:: Source passage ::
Hi Fintech futurists —

Today the long take focuses on the convergence of mixed reality, digital lending and payments, and the social media advertising unit. Will you be shopping, paying, and borrowing inside of a video ad? The latest short takes on the Fintech bundles, Crypto and Blockchain, Artificial Intelligence, and Augmented and Virtual Reality are below.

Long Take

Finance is everywhere, and everywhere is finance. Smart city supply chains, self driving car insurance, video game real estate markets — no matter which frontier technology you touch, it will have embedded implications on the delivery of financial services. And why wouldn’t it? Like the use of language, finance is a human technology that allows societies to coalesce and compete with one another (in the Yuval Harari sense). It lifts people out of poverty and into entrepreneurship through microloans, providing generational sustenance for their families. And of course it also throws them into pits of corruption and greed, as they drink too deeply from the rivers of securitization and political power.

:: Listed records ::

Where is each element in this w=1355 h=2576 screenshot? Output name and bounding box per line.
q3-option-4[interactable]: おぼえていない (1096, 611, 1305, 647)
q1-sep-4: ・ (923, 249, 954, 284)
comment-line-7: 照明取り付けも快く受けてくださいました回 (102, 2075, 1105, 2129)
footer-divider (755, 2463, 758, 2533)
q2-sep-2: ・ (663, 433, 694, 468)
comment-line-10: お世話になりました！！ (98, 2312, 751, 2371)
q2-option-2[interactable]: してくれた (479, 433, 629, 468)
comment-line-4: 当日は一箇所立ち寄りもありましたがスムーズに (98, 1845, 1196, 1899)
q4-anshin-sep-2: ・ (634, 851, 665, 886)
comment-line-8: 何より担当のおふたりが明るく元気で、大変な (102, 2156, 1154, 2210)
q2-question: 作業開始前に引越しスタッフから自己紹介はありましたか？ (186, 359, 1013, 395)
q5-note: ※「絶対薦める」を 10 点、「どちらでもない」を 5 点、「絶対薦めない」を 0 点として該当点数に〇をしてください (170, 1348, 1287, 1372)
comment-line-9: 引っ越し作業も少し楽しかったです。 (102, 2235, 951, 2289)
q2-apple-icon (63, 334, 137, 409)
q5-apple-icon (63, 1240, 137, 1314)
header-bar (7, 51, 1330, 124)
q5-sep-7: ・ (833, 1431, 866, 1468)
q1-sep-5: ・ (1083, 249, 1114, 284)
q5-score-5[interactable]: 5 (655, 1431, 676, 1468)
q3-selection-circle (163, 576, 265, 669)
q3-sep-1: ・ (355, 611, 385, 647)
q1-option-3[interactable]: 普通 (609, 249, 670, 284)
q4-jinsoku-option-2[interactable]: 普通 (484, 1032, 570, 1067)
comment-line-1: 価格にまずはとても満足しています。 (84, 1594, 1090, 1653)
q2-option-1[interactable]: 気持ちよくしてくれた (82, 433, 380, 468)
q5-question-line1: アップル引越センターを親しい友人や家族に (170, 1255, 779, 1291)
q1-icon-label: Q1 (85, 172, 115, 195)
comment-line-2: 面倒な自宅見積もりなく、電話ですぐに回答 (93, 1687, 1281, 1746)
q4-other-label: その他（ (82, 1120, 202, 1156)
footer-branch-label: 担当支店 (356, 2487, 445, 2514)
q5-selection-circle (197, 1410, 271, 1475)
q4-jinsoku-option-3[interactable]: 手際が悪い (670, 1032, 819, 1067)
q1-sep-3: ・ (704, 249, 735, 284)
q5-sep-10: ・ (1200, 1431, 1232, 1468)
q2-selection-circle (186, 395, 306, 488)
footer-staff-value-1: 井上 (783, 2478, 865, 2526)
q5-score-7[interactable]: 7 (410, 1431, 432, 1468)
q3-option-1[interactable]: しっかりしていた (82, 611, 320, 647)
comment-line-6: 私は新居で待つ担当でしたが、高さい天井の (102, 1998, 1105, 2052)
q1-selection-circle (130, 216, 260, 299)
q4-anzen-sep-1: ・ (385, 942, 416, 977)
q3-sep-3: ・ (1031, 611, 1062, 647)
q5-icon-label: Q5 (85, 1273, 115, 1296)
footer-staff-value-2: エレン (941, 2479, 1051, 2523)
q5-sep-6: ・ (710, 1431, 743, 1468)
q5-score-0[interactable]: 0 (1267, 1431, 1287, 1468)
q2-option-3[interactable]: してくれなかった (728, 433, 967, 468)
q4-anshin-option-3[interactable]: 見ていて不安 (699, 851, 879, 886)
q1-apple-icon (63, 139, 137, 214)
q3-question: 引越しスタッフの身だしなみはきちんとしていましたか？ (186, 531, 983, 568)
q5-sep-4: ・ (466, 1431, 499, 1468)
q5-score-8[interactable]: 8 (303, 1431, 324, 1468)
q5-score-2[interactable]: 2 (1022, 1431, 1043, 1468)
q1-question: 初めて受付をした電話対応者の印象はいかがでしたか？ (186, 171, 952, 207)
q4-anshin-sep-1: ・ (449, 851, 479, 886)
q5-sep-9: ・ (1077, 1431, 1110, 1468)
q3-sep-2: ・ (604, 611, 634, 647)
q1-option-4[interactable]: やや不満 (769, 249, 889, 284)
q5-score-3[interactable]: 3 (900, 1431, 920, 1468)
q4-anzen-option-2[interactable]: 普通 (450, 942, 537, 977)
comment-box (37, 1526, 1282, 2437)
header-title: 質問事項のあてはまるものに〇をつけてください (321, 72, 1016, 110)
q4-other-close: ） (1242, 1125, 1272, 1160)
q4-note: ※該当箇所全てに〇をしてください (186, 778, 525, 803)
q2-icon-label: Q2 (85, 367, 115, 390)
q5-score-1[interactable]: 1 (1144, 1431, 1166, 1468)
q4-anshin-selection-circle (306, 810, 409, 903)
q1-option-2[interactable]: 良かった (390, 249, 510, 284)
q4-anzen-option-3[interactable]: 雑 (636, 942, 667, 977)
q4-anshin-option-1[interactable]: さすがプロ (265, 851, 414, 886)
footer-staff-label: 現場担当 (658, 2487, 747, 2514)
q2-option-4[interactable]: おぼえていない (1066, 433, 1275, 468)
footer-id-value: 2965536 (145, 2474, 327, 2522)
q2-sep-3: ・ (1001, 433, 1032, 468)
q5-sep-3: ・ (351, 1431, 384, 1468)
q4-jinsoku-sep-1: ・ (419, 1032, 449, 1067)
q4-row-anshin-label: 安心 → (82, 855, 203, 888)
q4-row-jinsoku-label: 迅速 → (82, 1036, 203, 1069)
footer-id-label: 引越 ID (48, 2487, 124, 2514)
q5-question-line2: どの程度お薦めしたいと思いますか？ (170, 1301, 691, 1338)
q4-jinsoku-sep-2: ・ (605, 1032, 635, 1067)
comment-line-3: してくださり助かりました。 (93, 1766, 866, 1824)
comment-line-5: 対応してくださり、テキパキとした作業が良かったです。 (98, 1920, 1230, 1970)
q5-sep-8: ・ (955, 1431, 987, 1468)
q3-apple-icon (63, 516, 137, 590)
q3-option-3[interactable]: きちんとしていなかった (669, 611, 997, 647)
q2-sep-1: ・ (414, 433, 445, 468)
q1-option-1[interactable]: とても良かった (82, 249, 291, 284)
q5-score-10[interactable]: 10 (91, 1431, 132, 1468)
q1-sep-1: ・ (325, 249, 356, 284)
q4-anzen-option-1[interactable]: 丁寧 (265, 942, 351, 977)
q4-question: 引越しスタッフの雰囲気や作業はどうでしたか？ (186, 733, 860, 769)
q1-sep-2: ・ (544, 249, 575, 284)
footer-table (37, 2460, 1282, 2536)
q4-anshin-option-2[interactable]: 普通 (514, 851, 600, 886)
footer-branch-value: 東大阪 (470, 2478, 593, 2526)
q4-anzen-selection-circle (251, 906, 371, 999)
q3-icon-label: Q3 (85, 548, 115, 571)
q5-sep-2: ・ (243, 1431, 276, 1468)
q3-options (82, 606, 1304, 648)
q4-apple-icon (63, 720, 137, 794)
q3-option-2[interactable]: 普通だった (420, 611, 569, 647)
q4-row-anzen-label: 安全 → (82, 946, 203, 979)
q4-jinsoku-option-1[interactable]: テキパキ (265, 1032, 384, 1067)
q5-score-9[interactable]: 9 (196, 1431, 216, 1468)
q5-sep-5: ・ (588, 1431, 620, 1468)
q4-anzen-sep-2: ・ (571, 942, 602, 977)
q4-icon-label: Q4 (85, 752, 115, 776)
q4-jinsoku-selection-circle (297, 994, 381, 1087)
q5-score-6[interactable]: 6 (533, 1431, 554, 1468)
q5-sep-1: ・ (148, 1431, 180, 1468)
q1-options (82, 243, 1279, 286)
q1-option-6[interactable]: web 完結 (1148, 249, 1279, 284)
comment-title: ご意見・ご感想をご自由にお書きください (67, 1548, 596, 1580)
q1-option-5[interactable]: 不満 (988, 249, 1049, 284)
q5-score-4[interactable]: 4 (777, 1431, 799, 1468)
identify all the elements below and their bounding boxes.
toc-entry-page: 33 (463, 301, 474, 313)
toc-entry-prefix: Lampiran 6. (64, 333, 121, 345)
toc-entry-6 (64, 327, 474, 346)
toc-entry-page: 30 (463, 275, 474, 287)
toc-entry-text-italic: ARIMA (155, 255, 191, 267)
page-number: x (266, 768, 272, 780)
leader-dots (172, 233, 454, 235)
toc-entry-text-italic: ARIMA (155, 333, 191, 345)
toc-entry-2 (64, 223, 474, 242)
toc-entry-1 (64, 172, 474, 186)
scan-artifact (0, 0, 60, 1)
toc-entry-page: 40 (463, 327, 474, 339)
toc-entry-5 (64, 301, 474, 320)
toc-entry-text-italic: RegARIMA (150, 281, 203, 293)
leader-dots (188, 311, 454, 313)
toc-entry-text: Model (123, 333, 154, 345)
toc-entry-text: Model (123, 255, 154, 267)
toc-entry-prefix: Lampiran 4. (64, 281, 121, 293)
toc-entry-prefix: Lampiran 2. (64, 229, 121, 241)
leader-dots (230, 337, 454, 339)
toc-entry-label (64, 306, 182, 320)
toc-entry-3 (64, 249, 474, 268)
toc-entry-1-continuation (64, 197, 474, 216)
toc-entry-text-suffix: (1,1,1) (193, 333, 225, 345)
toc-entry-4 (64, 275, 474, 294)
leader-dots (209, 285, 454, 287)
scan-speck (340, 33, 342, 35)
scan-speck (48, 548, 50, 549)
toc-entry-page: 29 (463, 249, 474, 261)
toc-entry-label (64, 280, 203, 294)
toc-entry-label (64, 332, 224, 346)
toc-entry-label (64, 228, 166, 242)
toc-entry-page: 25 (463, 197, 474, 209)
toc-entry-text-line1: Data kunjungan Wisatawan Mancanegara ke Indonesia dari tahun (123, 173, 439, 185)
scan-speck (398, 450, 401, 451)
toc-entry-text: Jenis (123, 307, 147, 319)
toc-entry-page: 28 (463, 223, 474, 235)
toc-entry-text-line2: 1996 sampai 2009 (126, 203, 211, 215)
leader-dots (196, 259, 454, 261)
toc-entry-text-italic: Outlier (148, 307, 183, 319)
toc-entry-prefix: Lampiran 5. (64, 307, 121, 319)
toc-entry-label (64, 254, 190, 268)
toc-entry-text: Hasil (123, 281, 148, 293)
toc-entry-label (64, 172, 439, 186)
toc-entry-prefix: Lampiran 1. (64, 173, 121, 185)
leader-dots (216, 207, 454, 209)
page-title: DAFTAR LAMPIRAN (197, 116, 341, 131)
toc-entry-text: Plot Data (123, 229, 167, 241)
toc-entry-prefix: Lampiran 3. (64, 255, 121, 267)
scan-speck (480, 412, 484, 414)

:: Requirements ::
A – List the topics the fintech newsletter says its short takes cover.
B – Write the next part of the fintech newsletter, beginning after its last sentence.

:: Answer list ::
A –
- Fintech bundles
- Crypto and Blockchain
- Artificial Intelligence
- Augmented and Virtual Reality

B –
But enough poetry! I want to talk about augmented reality, attention platforms, and the re-formulation of payments and lending propositions in a global context. First, let’s state the digital lending vector of evolution. It used to be that in order to lend money, you needed to have it. So, for example, you were a bank that took in depositor assets, then kept some of it and lent out the rest. For this pleasure, your bank made net interest income, and you went golfing. With the advent of digital lending, driven by startup tech firms that did not want to be tied to a regulated financial entity, the balance sheet side of the business got lopped off. Digital lenders “merely” tied demand for loans with people or organizations that could provide them.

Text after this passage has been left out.